Records contained in a dataset:
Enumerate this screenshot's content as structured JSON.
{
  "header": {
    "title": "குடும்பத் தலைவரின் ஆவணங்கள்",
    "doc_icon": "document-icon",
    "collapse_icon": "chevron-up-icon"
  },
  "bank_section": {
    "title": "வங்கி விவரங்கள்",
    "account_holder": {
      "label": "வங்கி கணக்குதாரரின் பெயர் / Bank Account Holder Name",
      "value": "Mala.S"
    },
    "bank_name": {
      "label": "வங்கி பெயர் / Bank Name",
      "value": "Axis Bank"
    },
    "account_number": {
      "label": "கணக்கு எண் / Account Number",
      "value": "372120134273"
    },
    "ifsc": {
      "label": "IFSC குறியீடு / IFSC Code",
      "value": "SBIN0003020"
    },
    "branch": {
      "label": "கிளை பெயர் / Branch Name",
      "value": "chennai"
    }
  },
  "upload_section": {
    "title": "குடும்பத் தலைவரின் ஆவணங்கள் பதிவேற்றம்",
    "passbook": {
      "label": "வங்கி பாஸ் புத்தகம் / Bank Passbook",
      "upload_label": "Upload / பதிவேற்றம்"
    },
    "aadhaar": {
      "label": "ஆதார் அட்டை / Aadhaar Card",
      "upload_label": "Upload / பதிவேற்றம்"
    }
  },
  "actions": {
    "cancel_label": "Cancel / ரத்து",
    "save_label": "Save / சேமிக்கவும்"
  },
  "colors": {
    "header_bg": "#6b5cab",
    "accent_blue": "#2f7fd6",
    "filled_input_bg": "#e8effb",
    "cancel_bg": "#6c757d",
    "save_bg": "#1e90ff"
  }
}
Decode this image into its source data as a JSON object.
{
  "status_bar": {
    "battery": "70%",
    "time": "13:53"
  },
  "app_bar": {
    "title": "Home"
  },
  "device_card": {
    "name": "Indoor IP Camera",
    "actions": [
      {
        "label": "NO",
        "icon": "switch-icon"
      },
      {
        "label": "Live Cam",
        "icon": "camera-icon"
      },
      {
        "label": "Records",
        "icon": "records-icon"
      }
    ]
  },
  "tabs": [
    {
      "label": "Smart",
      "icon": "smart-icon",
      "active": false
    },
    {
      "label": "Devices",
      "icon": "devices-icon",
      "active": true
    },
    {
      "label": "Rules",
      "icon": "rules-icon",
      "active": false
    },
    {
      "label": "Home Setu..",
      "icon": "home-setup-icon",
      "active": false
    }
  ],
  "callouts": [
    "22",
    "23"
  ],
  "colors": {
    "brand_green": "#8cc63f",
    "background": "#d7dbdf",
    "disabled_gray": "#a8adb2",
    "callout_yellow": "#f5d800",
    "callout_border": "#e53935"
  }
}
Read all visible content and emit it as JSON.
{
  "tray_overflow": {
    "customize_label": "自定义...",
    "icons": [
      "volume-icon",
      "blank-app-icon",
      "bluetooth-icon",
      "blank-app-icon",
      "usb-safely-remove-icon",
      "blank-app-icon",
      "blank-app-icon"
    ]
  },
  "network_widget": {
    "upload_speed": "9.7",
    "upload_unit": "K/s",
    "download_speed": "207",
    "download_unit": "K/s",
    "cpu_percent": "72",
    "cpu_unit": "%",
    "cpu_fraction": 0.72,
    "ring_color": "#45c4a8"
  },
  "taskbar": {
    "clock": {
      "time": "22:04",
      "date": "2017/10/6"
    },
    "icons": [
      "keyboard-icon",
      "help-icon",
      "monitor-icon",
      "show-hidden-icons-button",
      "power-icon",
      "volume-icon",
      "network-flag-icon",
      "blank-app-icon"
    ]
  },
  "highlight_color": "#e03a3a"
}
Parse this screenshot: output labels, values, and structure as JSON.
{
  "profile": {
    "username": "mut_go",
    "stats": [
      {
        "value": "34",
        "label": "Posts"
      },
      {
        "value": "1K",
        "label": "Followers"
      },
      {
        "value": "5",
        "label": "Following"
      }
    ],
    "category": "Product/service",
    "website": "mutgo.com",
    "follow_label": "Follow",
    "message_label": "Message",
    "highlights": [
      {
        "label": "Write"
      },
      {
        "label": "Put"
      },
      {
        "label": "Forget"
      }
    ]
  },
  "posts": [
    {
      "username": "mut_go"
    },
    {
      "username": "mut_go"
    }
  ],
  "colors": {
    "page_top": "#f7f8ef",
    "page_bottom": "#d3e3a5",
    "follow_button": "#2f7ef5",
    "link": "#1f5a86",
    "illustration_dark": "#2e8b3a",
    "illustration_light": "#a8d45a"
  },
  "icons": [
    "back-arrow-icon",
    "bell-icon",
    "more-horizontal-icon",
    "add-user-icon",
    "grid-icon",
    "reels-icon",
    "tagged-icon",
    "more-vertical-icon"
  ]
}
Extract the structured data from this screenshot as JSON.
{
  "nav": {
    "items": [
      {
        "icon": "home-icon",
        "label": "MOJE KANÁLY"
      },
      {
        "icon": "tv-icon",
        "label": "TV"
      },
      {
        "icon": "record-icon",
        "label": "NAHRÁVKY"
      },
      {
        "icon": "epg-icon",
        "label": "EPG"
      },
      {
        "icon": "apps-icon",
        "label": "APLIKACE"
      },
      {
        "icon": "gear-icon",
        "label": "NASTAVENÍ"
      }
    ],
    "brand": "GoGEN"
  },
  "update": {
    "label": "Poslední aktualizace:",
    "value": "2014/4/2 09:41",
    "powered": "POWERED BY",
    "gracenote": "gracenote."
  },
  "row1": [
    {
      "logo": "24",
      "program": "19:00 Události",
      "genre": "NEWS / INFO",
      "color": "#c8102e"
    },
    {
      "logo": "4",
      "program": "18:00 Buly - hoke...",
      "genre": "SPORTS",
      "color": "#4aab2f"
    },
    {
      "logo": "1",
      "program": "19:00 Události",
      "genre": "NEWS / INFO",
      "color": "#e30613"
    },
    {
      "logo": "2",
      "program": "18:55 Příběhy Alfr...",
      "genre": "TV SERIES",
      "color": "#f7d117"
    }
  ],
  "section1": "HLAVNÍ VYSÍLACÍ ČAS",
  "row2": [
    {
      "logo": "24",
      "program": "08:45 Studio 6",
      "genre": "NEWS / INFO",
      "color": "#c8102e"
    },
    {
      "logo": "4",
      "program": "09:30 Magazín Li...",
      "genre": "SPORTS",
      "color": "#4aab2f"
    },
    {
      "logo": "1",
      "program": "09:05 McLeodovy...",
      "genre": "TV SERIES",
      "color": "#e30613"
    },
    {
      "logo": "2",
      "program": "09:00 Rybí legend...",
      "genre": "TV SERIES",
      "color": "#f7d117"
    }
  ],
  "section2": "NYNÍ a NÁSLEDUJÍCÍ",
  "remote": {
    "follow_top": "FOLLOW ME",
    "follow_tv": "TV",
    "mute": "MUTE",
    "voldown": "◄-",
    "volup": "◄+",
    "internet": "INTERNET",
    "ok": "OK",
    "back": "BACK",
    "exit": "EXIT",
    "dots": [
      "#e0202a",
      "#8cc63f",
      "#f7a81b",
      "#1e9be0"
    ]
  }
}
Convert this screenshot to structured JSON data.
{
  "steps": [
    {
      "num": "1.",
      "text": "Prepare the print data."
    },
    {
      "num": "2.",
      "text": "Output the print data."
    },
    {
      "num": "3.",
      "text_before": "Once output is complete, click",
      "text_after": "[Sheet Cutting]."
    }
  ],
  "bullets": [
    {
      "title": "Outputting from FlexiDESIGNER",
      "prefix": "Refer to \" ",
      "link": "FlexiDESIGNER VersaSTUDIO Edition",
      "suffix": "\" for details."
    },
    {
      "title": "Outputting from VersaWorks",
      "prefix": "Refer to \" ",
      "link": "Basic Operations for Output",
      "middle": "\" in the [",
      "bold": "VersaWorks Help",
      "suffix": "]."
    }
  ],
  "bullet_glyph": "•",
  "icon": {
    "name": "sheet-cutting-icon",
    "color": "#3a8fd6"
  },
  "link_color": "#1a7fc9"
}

- What this task involves: Your task is to pick out every line with the string "VersaWorks" and copy it.

- Expected output:
      "title": "Outputting from VersaWorks",
      "bold": "VersaWorks Help",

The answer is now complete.